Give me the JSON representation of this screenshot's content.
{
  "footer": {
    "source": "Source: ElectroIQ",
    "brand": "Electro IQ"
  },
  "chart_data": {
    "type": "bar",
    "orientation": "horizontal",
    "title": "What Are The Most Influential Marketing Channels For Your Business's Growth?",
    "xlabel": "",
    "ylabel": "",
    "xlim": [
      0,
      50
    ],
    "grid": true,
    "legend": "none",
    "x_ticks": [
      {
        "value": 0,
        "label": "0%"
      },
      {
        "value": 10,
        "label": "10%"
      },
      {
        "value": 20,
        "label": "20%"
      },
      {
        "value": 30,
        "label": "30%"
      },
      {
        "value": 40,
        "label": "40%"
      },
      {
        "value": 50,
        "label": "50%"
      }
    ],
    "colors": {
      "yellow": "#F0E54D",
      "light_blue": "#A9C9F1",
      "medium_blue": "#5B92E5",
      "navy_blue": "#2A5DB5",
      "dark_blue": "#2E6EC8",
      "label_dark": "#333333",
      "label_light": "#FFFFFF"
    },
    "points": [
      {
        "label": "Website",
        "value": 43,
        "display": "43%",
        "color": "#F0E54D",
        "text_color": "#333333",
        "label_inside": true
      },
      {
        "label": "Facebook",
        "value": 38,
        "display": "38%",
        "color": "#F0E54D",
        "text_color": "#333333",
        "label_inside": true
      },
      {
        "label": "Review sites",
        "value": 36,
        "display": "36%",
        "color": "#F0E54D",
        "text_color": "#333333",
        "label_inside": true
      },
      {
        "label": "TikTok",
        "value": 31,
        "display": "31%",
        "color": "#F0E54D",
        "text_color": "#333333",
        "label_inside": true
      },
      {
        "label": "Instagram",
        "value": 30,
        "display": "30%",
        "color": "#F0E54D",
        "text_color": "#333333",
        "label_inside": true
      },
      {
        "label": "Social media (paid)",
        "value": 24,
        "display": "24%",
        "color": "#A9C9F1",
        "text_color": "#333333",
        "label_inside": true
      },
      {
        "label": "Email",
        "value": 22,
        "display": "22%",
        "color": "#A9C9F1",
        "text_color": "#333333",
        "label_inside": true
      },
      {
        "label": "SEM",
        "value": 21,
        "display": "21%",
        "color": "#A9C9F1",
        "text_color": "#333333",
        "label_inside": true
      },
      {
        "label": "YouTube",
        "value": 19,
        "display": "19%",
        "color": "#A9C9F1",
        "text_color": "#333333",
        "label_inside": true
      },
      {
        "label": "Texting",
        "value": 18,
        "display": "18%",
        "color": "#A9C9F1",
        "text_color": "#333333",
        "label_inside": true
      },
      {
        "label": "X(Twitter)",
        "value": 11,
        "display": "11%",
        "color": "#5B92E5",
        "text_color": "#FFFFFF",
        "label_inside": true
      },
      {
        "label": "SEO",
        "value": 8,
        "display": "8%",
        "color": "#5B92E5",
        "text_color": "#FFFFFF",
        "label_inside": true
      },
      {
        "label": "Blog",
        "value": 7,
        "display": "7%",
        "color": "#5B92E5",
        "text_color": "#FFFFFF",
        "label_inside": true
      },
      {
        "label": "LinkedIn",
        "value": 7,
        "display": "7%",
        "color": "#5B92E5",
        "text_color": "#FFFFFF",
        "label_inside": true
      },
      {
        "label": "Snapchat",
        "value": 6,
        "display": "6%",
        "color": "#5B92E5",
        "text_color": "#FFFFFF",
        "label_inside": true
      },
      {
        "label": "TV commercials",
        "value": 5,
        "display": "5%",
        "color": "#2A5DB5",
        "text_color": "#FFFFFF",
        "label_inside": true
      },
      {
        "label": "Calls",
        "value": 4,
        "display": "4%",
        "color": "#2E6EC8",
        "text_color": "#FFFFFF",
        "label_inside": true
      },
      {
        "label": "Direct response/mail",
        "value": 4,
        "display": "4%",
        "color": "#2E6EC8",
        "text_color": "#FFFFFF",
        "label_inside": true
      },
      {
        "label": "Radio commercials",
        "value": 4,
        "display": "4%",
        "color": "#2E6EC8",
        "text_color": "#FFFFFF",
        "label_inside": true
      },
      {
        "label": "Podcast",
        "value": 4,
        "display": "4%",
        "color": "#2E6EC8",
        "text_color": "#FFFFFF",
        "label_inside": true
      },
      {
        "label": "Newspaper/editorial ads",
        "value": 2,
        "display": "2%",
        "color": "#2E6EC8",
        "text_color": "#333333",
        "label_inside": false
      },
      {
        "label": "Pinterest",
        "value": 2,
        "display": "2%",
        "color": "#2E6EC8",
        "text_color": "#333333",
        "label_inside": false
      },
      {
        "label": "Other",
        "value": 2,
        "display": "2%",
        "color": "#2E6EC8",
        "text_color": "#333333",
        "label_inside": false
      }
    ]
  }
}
------------------------------------------------------------
• Work to be completed
Show the data once more, exactly as it was written.

• Answer in full
Give me the JSON representation of this screenshot's content.
{
  "footer": {
    "source": "Source: ElectroIQ",
    "brand": "Electro IQ"
  },
  "chart_data": {
    "type": "bar",
    "orientation": "horizontal",
    "title": "What Are The Most Influential Marketing Channels For Your Business's Growth?",
    "xlabel": "",
    "ylabel": "",
    "xlim": [
      0,
      50
    ],
    "grid": true,
    "legend": "none",
    "x_ticks": [
      {
        "value": 0,
        "label": "0%"
      },
      {
        "value": 10,
        "label": "10%"
      },
      {
        "value": 20,
        "label": "20%"
      },
      {
        "value": 30,
        "label": "30%"
      },
      {
        "value": 40,
        "label": "40%"
      },
      {
        "value": 50,
        "label": "50%"
      }
    ],
    "colors": {
      "yellow": "#F0E54D",
      "light_blue": "#A9C9F1",
      "medium_blue": "#5B92E5",
      "navy_blue": "#2A5DB5",
      "dark_blue": "#2E6EC8",
      "label_dark": "#333333",
      "label_light": "#FFFFFF"
    },
    "points": [
      {
        "label": "Website",
        "value": 43,
        "display": "43%",
        "color": "#F0E54D",
        "text_color": "#333333",
        "label_inside": true
      },
      {
        "label": "Facebook",
        "value": 38,
        "display": "38%",
        "color": "#F0E54D",
        "text_color": "#333333",
        "label_inside": true
      },
      {
        "label": "Review sites",
        "value": 36,
        "display": "36%",
        "color": "#F0E54D",
        "text_color": "#333333",
        "label_inside": true
      },
      {
        "label": "TikTok",
        "value": 31,
        "display": "31%",
        "color": "#F0E54D",
        "text_color": "#333333",
        "label_inside": true
      },
      {
        "label": "Instagram",
        "value": 30,
        "display": "30%",
        "color": "#F0E54D",
        "text_color": "#333333",
        "label_inside": true
      },
      {
        "label": "Social media (paid)",
        "value": 24,
        "display": "24%",
        "color": "#A9C9F1",
        "text_color": "#333333",
        "label_inside": true
      },
      {
        "label": "Email",
        "value": 22,
        "display": "22%",
        "color": "#A9C9F1",
        "text_color": "#333333",
        "label_inside": true
      },
      {
        "label": "SEM",
        "value": 21,
        "display": "21%",
        "color": "#A9C9F1",
        "text_color": "#333333",
        "label_inside": true
      },
      {
        "label": "YouTube",
        "value": 19,
        "display": "19%",
        "color": "#A9C9F1",
        "text_color": "#333333",
        "label_inside": true
      },
      {
        "label": "Texting",
        "value": 18,
        "display": "18%",
        "color": "#A9C9F1",
        "text_color": "#333333",
        "label_inside": true
      },
      {
        "label": "X(Twitter)",
        "value": 11,
        "display": "11%",
        "color": "#5B92E5",
        "text_color": "#FFFFFF",
        "label_inside": true
      },
      {
        "label": "SEO",
        "value": 8,
        "display": "8%",
        "color": "#5B92E5",
        "text_color": "#FFFFFF",
        "label_inside": true
      },
      {
        "label": "Blog",
        "value": 7,
        "display": "7%",
        "color": "#5B92E5",
        "text_color": "#FFFFFF",
        "label_inside": true
      },
      {
        "label": "LinkedIn",
        "value": 7,
        "display": "7%",
        "color": "#5B92E5",
        "text_color": "#FFFFFF",
        "label_inside": true
      },
      {
        "label": "Snapchat",
        "value": 6,
        "display": "6%",
        "color": "#5B92E5",
        "text_color": "#FFFFFF",
        "label_inside": true
      },
      {
        "label": "TV commercials",
        "value": 5,
        "display": "5%",
        "color": "#2A5DB5",
        "text_color": "#FFFFFF",
        "label_inside": true
      },
      {
        "label": "Calls",
        "value": 4,
        "display": "4%",
        "color": "#2E6EC8",
        "text_color": "#FFFFFF",
        "label_inside": true
      },
      {
        "label": "Direct response/mail",
        "value": 4,
        "display": "4%",
        "color": "#2E6EC8",
        "text_color": "#FFFFFF",
        "label_inside": true
      },
      {
        "label": "Radio commercials",
        "value": 4,
        "display": "4%",
        "color": "#2E6EC8",
        "text_color": "#FFFFFF",
        "label_inside": true
      },
      {
        "label": "Podcast",
        "value": 4,
        "display": "4%",
        "color": "#2E6EC8",
        "text_color": "#FFFFFF",
        "label_inside": true
      },
      {
        "label": "Newspaper/editorial ads",
        "value": 2,
        "display": "2%",
        "color": "#2E6EC8",
        "text_color": "#333333",
        "label_inside": false
      },
      {
        "label": "Pinterest",
        "value": 2,
        "display": "2%",
        "color": "#2E6EC8",
        "text_color": "#333333",
        "label_inside": false
      },
      {
        "label": "Other",
        "value": 2,
        "display": "2%",
        "color": "#2E6EC8",
        "text_color": "#333333",
        "label_inside": false
      }
    ]
  }
}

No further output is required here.